Collected data entries
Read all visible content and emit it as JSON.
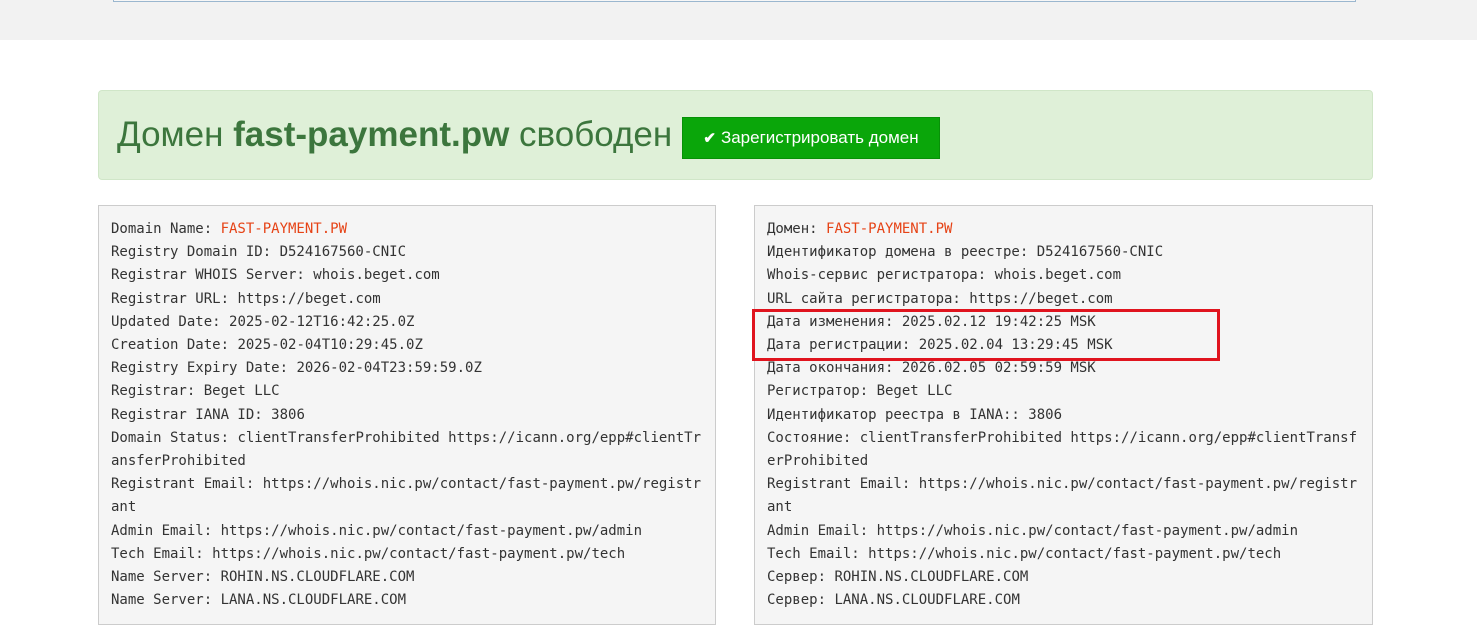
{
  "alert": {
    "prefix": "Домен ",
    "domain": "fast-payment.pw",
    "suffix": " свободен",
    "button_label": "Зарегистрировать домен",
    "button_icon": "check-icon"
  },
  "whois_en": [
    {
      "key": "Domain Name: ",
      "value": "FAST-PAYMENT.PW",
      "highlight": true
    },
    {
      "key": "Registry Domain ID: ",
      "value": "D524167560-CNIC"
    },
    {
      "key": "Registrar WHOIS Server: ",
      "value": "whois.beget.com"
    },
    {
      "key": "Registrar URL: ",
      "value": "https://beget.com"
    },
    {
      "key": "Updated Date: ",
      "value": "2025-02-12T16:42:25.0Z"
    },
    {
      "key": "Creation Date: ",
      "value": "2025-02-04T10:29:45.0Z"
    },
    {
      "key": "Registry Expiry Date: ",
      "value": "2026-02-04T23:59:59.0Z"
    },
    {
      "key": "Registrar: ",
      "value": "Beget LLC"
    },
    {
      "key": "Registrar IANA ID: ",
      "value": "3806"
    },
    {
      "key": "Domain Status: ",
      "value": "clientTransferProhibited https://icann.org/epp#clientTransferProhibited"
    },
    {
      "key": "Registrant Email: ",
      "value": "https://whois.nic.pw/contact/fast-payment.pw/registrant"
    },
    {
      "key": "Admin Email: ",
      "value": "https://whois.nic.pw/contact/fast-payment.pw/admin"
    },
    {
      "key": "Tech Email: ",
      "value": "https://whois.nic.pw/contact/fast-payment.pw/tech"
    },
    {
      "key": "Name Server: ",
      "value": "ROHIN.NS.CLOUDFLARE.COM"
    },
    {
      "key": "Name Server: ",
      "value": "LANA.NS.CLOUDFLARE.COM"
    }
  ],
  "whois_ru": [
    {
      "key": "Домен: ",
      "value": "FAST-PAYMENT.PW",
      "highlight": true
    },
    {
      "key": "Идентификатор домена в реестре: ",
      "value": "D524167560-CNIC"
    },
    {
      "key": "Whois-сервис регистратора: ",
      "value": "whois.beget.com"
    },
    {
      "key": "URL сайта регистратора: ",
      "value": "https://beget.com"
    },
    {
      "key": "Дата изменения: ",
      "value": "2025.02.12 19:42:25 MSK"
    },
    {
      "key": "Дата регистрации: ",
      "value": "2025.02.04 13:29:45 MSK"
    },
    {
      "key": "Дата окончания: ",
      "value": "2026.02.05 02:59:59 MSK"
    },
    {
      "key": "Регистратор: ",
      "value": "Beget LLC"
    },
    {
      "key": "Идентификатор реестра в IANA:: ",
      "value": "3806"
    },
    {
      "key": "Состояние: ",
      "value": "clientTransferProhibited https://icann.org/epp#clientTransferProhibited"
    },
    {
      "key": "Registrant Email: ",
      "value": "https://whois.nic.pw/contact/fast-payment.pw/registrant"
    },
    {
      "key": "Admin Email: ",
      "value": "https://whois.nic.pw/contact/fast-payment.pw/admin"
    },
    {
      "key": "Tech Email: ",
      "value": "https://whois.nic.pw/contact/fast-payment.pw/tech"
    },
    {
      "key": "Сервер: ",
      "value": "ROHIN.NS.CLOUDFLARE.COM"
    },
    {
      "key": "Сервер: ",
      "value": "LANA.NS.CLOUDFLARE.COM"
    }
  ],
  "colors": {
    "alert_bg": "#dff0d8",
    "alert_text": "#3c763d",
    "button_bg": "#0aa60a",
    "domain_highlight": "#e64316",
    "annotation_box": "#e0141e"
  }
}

● EXERCISE REQUIREMENTS: Go through the records above, find every line with the word "Дата", and list those lines.

● PROBLEM SOLUTION:
      "key": "Дата изменения: ",
      "key": "Дата регистрации: ",
      "key": "Дата окончания: ",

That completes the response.